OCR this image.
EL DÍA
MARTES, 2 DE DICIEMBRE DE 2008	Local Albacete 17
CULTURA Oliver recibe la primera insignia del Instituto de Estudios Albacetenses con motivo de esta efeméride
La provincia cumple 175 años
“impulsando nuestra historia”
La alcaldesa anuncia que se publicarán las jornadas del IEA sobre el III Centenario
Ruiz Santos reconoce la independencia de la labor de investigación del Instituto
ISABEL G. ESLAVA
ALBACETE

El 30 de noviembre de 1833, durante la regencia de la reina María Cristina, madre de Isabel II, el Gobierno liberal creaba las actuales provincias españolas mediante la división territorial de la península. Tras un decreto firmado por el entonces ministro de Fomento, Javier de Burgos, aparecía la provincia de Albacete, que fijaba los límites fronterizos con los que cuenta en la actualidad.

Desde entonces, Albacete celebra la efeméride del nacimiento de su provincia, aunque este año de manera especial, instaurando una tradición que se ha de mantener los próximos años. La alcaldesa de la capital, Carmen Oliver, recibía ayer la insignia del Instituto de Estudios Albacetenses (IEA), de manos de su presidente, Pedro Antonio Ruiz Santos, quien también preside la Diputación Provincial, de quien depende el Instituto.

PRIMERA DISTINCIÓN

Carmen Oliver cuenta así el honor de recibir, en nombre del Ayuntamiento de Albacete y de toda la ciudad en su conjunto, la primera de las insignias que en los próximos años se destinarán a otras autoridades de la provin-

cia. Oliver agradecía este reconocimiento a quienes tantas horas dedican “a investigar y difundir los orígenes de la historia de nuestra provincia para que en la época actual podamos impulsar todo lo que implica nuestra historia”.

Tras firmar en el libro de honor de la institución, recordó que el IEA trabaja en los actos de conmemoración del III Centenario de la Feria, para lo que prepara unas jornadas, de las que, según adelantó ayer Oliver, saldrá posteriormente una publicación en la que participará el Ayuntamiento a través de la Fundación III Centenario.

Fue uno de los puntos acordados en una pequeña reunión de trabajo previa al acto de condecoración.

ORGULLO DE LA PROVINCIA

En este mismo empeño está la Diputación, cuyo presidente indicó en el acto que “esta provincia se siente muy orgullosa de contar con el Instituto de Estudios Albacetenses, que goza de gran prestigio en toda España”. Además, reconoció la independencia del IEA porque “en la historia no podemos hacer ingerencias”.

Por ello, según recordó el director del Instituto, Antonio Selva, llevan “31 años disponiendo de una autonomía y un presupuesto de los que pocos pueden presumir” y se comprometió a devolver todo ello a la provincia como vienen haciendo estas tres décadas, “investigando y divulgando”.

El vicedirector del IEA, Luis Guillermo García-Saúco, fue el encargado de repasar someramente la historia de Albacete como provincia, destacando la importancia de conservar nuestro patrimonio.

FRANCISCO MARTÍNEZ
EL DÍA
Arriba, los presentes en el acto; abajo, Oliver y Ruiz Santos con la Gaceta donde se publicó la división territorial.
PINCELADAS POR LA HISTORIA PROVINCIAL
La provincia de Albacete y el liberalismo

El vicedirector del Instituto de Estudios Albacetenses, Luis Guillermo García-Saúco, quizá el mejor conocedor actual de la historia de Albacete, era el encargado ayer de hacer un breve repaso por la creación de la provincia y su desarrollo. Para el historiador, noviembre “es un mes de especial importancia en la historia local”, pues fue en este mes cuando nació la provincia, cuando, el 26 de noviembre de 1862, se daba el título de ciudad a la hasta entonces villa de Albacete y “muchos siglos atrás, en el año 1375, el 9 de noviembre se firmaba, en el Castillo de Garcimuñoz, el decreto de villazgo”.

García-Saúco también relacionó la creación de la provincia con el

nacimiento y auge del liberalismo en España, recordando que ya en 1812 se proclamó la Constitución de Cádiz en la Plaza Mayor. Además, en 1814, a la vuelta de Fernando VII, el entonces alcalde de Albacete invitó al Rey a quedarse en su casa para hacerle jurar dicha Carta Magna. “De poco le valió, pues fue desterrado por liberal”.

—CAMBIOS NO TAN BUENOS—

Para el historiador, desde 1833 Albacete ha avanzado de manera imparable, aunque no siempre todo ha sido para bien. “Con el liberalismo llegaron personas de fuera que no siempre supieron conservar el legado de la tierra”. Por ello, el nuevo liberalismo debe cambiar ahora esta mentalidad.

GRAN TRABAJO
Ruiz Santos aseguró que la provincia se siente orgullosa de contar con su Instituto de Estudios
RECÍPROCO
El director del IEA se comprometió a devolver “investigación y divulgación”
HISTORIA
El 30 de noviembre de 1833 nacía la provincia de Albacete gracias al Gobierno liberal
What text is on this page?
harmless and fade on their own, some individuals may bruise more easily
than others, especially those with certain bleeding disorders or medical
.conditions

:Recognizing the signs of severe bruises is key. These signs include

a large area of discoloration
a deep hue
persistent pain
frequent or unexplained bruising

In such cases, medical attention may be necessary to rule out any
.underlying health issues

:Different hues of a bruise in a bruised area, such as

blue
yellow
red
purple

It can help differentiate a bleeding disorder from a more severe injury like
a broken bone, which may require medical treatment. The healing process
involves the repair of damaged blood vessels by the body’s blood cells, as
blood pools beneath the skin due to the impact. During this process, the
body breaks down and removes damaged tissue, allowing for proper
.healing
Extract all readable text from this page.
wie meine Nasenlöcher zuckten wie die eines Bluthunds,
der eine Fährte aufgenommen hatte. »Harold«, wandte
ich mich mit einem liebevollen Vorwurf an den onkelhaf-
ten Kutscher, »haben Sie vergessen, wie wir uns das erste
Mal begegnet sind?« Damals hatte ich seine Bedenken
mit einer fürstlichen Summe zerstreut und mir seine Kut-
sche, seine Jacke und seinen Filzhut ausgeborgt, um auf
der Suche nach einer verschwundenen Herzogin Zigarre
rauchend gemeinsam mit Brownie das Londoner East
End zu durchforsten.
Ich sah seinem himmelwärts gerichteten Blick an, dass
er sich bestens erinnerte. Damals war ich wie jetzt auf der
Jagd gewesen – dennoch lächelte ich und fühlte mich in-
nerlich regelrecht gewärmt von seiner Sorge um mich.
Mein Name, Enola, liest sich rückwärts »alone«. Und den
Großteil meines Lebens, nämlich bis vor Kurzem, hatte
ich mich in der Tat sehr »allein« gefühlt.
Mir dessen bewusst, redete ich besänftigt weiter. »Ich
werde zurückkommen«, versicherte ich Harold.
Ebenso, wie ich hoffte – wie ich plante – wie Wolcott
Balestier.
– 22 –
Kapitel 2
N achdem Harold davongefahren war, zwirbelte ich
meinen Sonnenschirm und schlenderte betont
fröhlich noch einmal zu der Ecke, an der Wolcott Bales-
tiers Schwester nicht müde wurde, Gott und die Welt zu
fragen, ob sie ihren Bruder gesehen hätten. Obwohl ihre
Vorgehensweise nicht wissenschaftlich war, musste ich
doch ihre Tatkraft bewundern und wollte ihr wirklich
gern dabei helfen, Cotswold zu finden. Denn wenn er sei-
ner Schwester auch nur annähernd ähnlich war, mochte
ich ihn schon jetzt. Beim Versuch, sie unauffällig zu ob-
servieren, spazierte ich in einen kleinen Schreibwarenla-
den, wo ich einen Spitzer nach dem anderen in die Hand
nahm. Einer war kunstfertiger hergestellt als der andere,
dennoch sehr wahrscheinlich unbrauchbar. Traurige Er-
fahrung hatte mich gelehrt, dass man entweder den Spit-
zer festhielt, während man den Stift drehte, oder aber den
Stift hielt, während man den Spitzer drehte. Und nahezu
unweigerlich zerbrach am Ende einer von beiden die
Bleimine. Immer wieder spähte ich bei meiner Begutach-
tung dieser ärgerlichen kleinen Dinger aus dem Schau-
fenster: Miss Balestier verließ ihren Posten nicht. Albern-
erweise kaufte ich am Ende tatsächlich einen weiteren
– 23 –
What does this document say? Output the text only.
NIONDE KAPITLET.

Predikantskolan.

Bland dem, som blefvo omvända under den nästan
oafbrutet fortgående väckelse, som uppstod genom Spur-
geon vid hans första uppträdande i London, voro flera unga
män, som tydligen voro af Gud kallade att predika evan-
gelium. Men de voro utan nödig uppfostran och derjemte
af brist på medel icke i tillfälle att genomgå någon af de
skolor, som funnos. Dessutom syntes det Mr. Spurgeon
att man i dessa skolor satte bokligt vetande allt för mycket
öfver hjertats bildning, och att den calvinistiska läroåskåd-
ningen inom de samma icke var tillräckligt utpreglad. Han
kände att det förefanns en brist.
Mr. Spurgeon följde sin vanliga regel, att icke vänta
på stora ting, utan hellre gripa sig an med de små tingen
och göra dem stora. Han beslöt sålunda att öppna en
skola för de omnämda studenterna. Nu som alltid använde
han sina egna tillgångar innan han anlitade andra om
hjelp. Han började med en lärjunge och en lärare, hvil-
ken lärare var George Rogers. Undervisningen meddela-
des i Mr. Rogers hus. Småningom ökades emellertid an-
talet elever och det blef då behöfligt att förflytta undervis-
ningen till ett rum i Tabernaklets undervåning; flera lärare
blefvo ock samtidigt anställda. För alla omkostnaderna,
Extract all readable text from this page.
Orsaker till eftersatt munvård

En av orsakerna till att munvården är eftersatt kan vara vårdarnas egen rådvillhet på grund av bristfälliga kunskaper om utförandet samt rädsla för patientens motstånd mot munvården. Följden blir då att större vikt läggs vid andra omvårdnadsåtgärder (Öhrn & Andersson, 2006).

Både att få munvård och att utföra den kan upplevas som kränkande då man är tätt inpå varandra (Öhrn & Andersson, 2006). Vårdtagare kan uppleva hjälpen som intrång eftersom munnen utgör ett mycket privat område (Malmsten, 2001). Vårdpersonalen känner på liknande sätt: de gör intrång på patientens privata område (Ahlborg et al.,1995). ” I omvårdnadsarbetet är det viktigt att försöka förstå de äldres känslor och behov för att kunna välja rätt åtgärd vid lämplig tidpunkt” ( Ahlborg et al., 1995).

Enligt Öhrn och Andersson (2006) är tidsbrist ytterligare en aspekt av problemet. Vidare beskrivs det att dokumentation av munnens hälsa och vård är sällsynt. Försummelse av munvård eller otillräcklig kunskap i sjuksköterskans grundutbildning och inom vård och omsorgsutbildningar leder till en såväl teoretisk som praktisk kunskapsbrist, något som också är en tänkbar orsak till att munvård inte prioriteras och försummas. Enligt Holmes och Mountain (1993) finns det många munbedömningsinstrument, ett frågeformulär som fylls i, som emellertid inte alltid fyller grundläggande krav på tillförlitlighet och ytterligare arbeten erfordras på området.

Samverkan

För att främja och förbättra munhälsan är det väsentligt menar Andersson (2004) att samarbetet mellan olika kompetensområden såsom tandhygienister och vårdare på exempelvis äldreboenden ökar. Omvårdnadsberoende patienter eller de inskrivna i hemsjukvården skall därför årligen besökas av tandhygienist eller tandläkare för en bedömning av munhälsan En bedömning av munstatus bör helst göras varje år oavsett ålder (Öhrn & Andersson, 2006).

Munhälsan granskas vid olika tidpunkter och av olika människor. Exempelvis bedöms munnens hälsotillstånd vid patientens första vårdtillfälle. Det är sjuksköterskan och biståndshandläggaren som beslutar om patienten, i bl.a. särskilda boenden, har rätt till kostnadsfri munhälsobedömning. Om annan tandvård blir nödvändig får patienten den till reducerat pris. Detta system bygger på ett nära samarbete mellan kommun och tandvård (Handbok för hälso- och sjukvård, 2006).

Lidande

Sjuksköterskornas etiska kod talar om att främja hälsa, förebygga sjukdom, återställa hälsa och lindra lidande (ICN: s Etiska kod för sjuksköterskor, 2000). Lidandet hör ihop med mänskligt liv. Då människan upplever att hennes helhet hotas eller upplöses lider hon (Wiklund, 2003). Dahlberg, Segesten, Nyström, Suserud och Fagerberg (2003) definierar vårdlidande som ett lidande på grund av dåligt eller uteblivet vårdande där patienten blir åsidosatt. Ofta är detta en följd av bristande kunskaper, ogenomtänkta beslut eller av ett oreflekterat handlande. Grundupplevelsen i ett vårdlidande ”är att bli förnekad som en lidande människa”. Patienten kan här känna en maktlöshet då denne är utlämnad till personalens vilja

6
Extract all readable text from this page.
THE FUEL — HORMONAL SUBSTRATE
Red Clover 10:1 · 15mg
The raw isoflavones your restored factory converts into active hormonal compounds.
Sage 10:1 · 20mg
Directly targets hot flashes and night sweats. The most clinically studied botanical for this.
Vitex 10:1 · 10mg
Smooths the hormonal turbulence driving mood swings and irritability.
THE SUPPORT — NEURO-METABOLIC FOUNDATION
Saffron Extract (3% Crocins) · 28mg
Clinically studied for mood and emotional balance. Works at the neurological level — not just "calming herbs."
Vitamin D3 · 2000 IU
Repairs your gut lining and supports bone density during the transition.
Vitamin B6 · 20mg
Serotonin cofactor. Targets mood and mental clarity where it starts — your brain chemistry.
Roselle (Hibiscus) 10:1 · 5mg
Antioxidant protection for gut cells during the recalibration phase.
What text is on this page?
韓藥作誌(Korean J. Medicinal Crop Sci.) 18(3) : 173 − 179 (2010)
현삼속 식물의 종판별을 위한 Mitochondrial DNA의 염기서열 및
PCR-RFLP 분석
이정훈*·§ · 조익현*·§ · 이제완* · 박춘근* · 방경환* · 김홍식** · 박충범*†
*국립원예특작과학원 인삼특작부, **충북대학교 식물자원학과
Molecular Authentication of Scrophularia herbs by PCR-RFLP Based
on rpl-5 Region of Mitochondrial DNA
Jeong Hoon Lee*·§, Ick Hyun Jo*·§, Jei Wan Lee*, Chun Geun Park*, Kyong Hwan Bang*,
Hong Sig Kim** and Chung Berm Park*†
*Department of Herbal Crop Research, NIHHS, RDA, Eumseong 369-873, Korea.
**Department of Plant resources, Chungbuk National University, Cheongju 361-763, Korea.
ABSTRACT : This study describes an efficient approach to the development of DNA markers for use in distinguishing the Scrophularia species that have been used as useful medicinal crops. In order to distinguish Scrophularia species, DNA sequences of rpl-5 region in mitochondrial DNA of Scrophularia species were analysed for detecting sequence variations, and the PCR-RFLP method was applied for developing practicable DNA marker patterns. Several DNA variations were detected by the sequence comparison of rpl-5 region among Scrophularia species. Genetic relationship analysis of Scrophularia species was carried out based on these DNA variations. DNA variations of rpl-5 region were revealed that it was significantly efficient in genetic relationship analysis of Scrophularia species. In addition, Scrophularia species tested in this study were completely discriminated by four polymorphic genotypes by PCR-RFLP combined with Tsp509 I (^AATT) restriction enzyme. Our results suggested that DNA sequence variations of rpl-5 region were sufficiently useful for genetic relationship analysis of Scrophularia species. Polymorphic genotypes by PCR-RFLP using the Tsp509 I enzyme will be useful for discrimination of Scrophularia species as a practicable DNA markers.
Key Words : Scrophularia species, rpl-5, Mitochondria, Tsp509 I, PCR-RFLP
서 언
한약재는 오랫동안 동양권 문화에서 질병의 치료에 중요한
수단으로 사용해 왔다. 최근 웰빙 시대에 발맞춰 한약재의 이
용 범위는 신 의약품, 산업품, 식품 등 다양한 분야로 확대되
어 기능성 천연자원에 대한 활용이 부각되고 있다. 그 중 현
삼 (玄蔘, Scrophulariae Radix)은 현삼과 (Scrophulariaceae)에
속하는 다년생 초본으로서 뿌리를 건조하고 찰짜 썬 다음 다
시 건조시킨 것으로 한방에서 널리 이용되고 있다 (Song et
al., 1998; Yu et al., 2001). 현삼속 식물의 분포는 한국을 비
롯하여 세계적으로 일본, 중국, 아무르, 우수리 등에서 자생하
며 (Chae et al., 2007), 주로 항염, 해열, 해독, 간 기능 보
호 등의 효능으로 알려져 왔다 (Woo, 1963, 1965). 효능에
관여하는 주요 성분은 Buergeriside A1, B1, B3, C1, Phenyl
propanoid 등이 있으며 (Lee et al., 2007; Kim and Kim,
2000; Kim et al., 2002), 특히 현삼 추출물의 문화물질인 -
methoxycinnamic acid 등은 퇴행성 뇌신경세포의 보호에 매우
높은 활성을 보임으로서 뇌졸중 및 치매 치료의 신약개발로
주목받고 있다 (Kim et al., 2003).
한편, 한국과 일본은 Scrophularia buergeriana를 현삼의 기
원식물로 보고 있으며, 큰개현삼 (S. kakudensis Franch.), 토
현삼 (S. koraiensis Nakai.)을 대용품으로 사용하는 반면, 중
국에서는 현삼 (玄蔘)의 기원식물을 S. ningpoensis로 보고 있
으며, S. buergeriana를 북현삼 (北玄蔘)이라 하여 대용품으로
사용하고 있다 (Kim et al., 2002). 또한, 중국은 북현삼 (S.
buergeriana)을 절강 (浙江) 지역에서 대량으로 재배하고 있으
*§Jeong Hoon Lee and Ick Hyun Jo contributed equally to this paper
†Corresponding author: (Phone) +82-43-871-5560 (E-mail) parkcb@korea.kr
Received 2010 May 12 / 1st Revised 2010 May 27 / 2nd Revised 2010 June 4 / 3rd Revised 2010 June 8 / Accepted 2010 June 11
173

• **Try it**
Return each line from the material that includes the string "devolver".

• **Result of the task**
Por ello, según recordó el director del Instituto, Antonio Selva, llevan “31 años disponiendo de una autonomía y un presupuesto de los que pocos pueden presumir” y se comprometió a devolver todo ello a la provincia como vienen haciendo estas tres décadas, “investigando y divulgando”.
El director del IEA se comprometió a devolver “investigación y divulgación”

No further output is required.